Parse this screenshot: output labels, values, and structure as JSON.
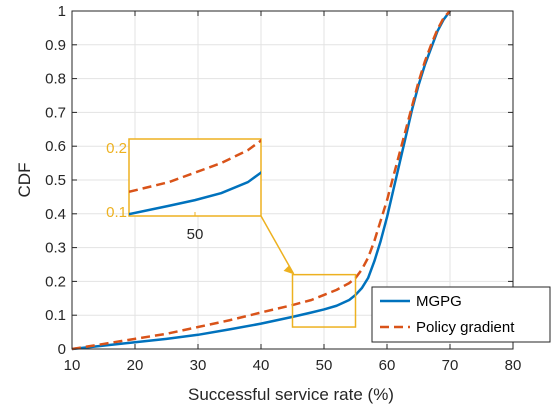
{
  "chart_data": {
    "type": "line",
    "title": "",
    "xlabel": "Successful service rate (%)",
    "ylabel": "CDF",
    "xlim": [
      10,
      80
    ],
    "ylim": [
      0,
      1
    ],
    "x_ticks": [
      "10",
      "20",
      "30",
      "40",
      "50",
      "60",
      "70",
      "80"
    ],
    "y_ticks": [
      "0",
      "0.1",
      "0.2",
      "0.3",
      "0.4",
      "0.5",
      "0.6",
      "0.7",
      "0.8",
      "0.9",
      "1"
    ],
    "grid": true,
    "legend_position": "bottom-right",
    "series": [
      {
        "name": "MGPG",
        "color": "#0072BD",
        "line_style": "solid",
        "points": [
          [
            10,
            0
          ],
          [
            15,
            0.01
          ],
          [
            20,
            0.02
          ],
          [
            25,
            0.03
          ],
          [
            30,
            0.042
          ],
          [
            35,
            0.058
          ],
          [
            40,
            0.075
          ],
          [
            45,
            0.095
          ],
          [
            48,
            0.108
          ],
          [
            50,
            0.117
          ],
          [
            52,
            0.128
          ],
          [
            54,
            0.145
          ],
          [
            55,
            0.16
          ],
          [
            56,
            0.18
          ],
          [
            57,
            0.21
          ],
          [
            58,
            0.26
          ],
          [
            59,
            0.32
          ],
          [
            60,
            0.39
          ],
          [
            61,
            0.47
          ],
          [
            62,
            0.55
          ],
          [
            63,
            0.63
          ],
          [
            64,
            0.71
          ],
          [
            65,
            0.78
          ],
          [
            66,
            0.84
          ],
          [
            67,
            0.89
          ],
          [
            68,
            0.94
          ],
          [
            69,
            0.975
          ],
          [
            70,
            1.0
          ]
        ]
      },
      {
        "name": "Policy gradient",
        "color": "#D95319",
        "line_style": "dashed",
        "points": [
          [
            10,
            0
          ],
          [
            15,
            0.015
          ],
          [
            20,
            0.03
          ],
          [
            25,
            0.045
          ],
          [
            30,
            0.065
          ],
          [
            35,
            0.085
          ],
          [
            40,
            0.108
          ],
          [
            45,
            0.13
          ],
          [
            48,
            0.145
          ],
          [
            50,
            0.16
          ],
          [
            52,
            0.175
          ],
          [
            54,
            0.195
          ],
          [
            55,
            0.21
          ],
          [
            56,
            0.235
          ],
          [
            57,
            0.27
          ],
          [
            58,
            0.32
          ],
          [
            59,
            0.38
          ],
          [
            60,
            0.44
          ],
          [
            61,
            0.51
          ],
          [
            62,
            0.58
          ],
          [
            63,
            0.65
          ],
          [
            64,
            0.72
          ],
          [
            65,
            0.79
          ],
          [
            66,
            0.85
          ],
          [
            67,
            0.9
          ],
          [
            68,
            0.945
          ],
          [
            69,
            0.98
          ],
          [
            70,
            1.0
          ]
        ]
      }
    ],
    "inset": {
      "color": "#EDB120",
      "zoom_region": {
        "xlim": [
          45,
          55
        ],
        "ylim": [
          0.065,
          0.22
        ]
      },
      "y_tick_labels": [
        "0.2",
        "0.1"
      ],
      "x_tick_labels": [
        "50"
      ],
      "y_range": [
        0.1,
        0.2
      ],
      "x_range": [
        45,
        55
      ],
      "x_tick_value": 50
    }
  }
}
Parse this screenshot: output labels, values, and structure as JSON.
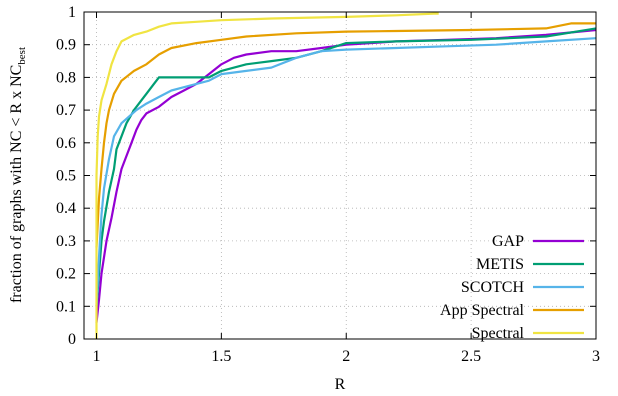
{
  "chart_data": {
    "type": "line",
    "xlabel": "R",
    "ylabel_parts": {
      "main": "fraction of graphs with NC < R x NC",
      "subscript": "best"
    },
    "xlim": [
      0.95,
      3
    ],
    "ylim": [
      0,
      1
    ],
    "xticks": [
      {
        "value": 1,
        "label": "1"
      },
      {
        "value": 1.5,
        "label": "1.5"
      },
      {
        "value": 2,
        "label": "2"
      },
      {
        "value": 2.5,
        "label": "2.5"
      },
      {
        "value": 3,
        "label": "3"
      }
    ],
    "yticks": [
      {
        "value": 0,
        "label": "0"
      },
      {
        "value": 0.1,
        "label": "0.1"
      },
      {
        "value": 0.2,
        "label": "0.2"
      },
      {
        "value": 0.3,
        "label": "0.3"
      },
      {
        "value": 0.4,
        "label": "0.4"
      },
      {
        "value": 0.5,
        "label": "0.5"
      },
      {
        "value": 0.6,
        "label": "0.6"
      },
      {
        "value": 0.7,
        "label": "0.7"
      },
      {
        "value": 0.8,
        "label": "0.8"
      },
      {
        "value": 0.9,
        "label": "0.9"
      },
      {
        "value": 1,
        "label": "1"
      }
    ],
    "grid": true,
    "legend_position": "bottom-right",
    "series": [
      {
        "name": "GAP",
        "color": "#9400d3",
        "points": [
          [
            1.0,
            0.05
          ],
          [
            1.01,
            0.12
          ],
          [
            1.02,
            0.2
          ],
          [
            1.04,
            0.3
          ],
          [
            1.06,
            0.37
          ],
          [
            1.08,
            0.45
          ],
          [
            1.1,
            0.52
          ],
          [
            1.12,
            0.56
          ],
          [
            1.14,
            0.6
          ],
          [
            1.16,
            0.64
          ],
          [
            1.18,
            0.67
          ],
          [
            1.2,
            0.69
          ],
          [
            1.25,
            0.71
          ],
          [
            1.3,
            0.74
          ],
          [
            1.35,
            0.76
          ],
          [
            1.4,
            0.78
          ],
          [
            1.45,
            0.81
          ],
          [
            1.5,
            0.84
          ],
          [
            1.55,
            0.86
          ],
          [
            1.6,
            0.87
          ],
          [
            1.7,
            0.88
          ],
          [
            1.8,
            0.88
          ],
          [
            1.9,
            0.89
          ],
          [
            2.0,
            0.9
          ],
          [
            2.2,
            0.91
          ],
          [
            2.4,
            0.915
          ],
          [
            2.6,
            0.92
          ],
          [
            2.8,
            0.93
          ],
          [
            3.0,
            0.945
          ]
        ]
      },
      {
        "name": "METIS",
        "color": "#009e73",
        "points": [
          [
            1.0,
            0.1
          ],
          [
            1.01,
            0.2
          ],
          [
            1.02,
            0.3
          ],
          [
            1.03,
            0.36
          ],
          [
            1.05,
            0.45
          ],
          [
            1.07,
            0.52
          ],
          [
            1.08,
            0.58
          ],
          [
            1.1,
            0.62
          ],
          [
            1.12,
            0.66
          ],
          [
            1.15,
            0.7
          ],
          [
            1.18,
            0.73
          ],
          [
            1.2,
            0.75
          ],
          [
            1.23,
            0.78
          ],
          [
            1.25,
            0.8
          ],
          [
            1.3,
            0.8
          ],
          [
            1.35,
            0.8
          ],
          [
            1.4,
            0.8
          ],
          [
            1.45,
            0.8
          ],
          [
            1.5,
            0.82
          ],
          [
            1.6,
            0.84
          ],
          [
            1.7,
            0.85
          ],
          [
            1.8,
            0.86
          ],
          [
            1.9,
            0.88
          ],
          [
            2.0,
            0.905
          ],
          [
            2.2,
            0.91
          ],
          [
            2.5,
            0.915
          ],
          [
            2.8,
            0.925
          ],
          [
            3.0,
            0.95
          ]
        ]
      },
      {
        "name": "SCOTCH",
        "color": "#56b4e9",
        "points": [
          [
            1.0,
            0.1
          ],
          [
            1.01,
            0.25
          ],
          [
            1.02,
            0.38
          ],
          [
            1.03,
            0.46
          ],
          [
            1.05,
            0.55
          ],
          [
            1.07,
            0.62
          ],
          [
            1.1,
            0.66
          ],
          [
            1.13,
            0.68
          ],
          [
            1.16,
            0.7
          ],
          [
            1.2,
            0.72
          ],
          [
            1.25,
            0.74
          ],
          [
            1.3,
            0.76
          ],
          [
            1.35,
            0.77
          ],
          [
            1.4,
            0.78
          ],
          [
            1.45,
            0.79
          ],
          [
            1.5,
            0.81
          ],
          [
            1.6,
            0.82
          ],
          [
            1.7,
            0.83
          ],
          [
            1.8,
            0.86
          ],
          [
            1.9,
            0.88
          ],
          [
            2.0,
            0.885
          ],
          [
            2.2,
            0.89
          ],
          [
            2.4,
            0.895
          ],
          [
            2.6,
            0.9
          ],
          [
            2.8,
            0.91
          ],
          [
            3.0,
            0.92
          ]
        ]
      },
      {
        "name": "App Spectral",
        "color": "#e69f00",
        "points": [
          [
            1.0,
            0.28
          ],
          [
            1.01,
            0.43
          ],
          [
            1.02,
            0.52
          ],
          [
            1.03,
            0.6
          ],
          [
            1.04,
            0.66
          ],
          [
            1.05,
            0.7
          ],
          [
            1.07,
            0.75
          ],
          [
            1.1,
            0.79
          ],
          [
            1.15,
            0.82
          ],
          [
            1.2,
            0.84
          ],
          [
            1.25,
            0.87
          ],
          [
            1.3,
            0.89
          ],
          [
            1.4,
            0.905
          ],
          [
            1.5,
            0.915
          ],
          [
            1.6,
            0.925
          ],
          [
            1.8,
            0.935
          ],
          [
            2.0,
            0.94
          ],
          [
            2.2,
            0.942
          ],
          [
            2.5,
            0.945
          ],
          [
            2.8,
            0.95
          ],
          [
            2.9,
            0.965
          ],
          [
            3.0,
            0.965
          ]
        ]
      },
      {
        "name": "Spectral",
        "color": "#f0e442",
        "points": [
          [
            1.0,
            0.0
          ],
          [
            1.0,
            0.5
          ],
          [
            1.005,
            0.62
          ],
          [
            1.01,
            0.68
          ],
          [
            1.02,
            0.73
          ],
          [
            1.04,
            0.78
          ],
          [
            1.06,
            0.84
          ],
          [
            1.08,
            0.88
          ],
          [
            1.1,
            0.91
          ],
          [
            1.15,
            0.93
          ],
          [
            1.2,
            0.94
          ],
          [
            1.25,
            0.955
          ],
          [
            1.3,
            0.965
          ],
          [
            1.4,
            0.97
          ],
          [
            1.5,
            0.975
          ],
          [
            1.7,
            0.98
          ],
          [
            2.0,
            0.985
          ],
          [
            2.2,
            0.99
          ],
          [
            2.35,
            0.995
          ],
          [
            2.37,
            0.995
          ]
        ]
      }
    ]
  }
}
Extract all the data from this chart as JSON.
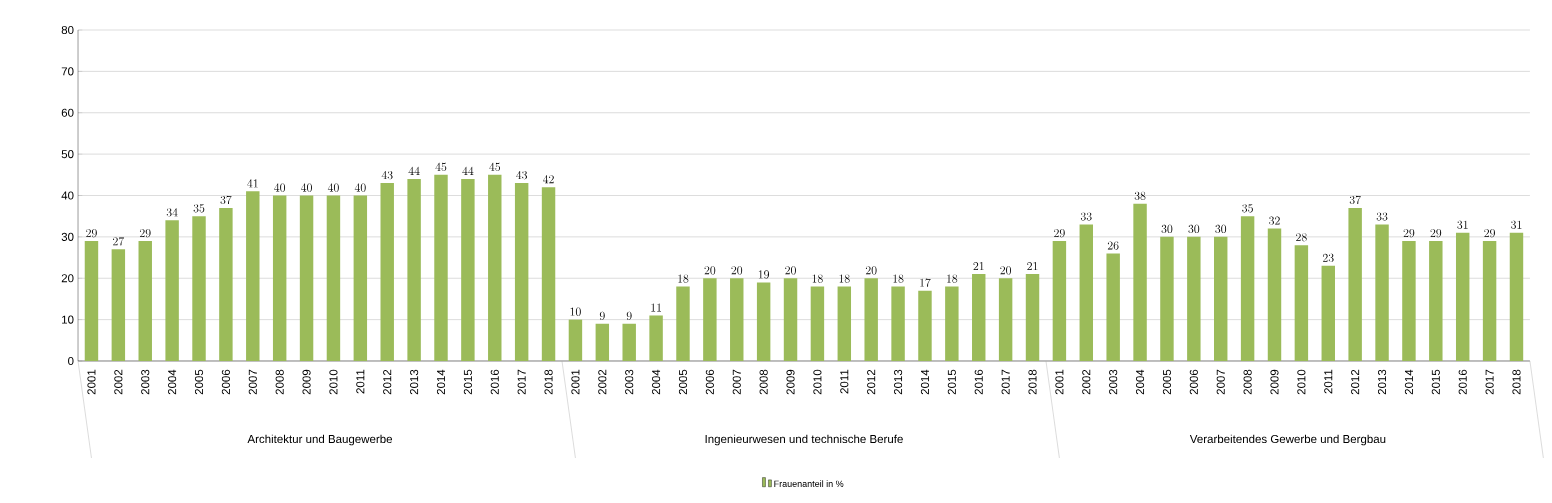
{
  "chart_data": {
    "type": "bar",
    "categories": [
      "2001",
      "2002",
      "2003",
      "2004",
      "2005",
      "2006",
      "2007",
      "2008",
      "2009",
      "2010",
      "2011",
      "2012",
      "2013",
      "2014",
      "2015",
      "2016",
      "2017",
      "2018",
      "2001",
      "2002",
      "2003",
      "2004",
      "2005",
      "2006",
      "2007",
      "2008",
      "2009",
      "2010",
      "2011",
      "2012",
      "2013",
      "2014",
      "2015",
      "2016",
      "2017",
      "2018",
      "2001",
      "2002",
      "2003",
      "2004",
      "2005",
      "2006",
      "2007",
      "2008",
      "2009",
      "2010",
      "2011",
      "2012",
      "2013",
      "2014",
      "2015",
      "2016",
      "2017",
      "2018"
    ],
    "series": [
      {
        "name": "Frauenanteil in %",
        "color": "#9bbb59",
        "values": [
          29,
          27,
          29,
          34,
          35,
          37,
          41,
          40,
          40,
          40,
          40,
          43,
          44,
          45,
          44,
          45,
          43,
          42,
          10,
          9,
          9,
          11,
          18,
          20,
          20,
          19,
          20,
          18,
          18,
          20,
          18,
          17,
          18,
          21,
          20,
          21,
          29,
          33,
          26,
          38,
          30,
          30,
          30,
          35,
          32,
          28,
          23,
          37,
          33,
          29,
          29,
          31,
          29,
          31
        ]
      }
    ],
    "annotations": [
      "Architektur und Baugewerbe",
      "Ingenieurwesen und technische Berufe",
      "Verarbeitendes Gewerbe und Bergbau"
    ],
    "ylim": [
      0,
      80
    ],
    "yticks": [
      0,
      10,
      20,
      30,
      40,
      50,
      60,
      70,
      80
    ],
    "grid": "y",
    "legend": "bottom",
    "data_labels": true
  }
}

***

YOUR OBJECTIVE —
Where a line in the entries holds "name", copy that line.

EXERCISE RESULT —
        "name": "MGPG",
        "name": "Policy gradient",
        "name": "GAP",
        "name": "METIS",
        "name": "SCOTCH",
        "name": "App Spectral",
        "name": "Spectral",
        "name": "Frauenanteil in %",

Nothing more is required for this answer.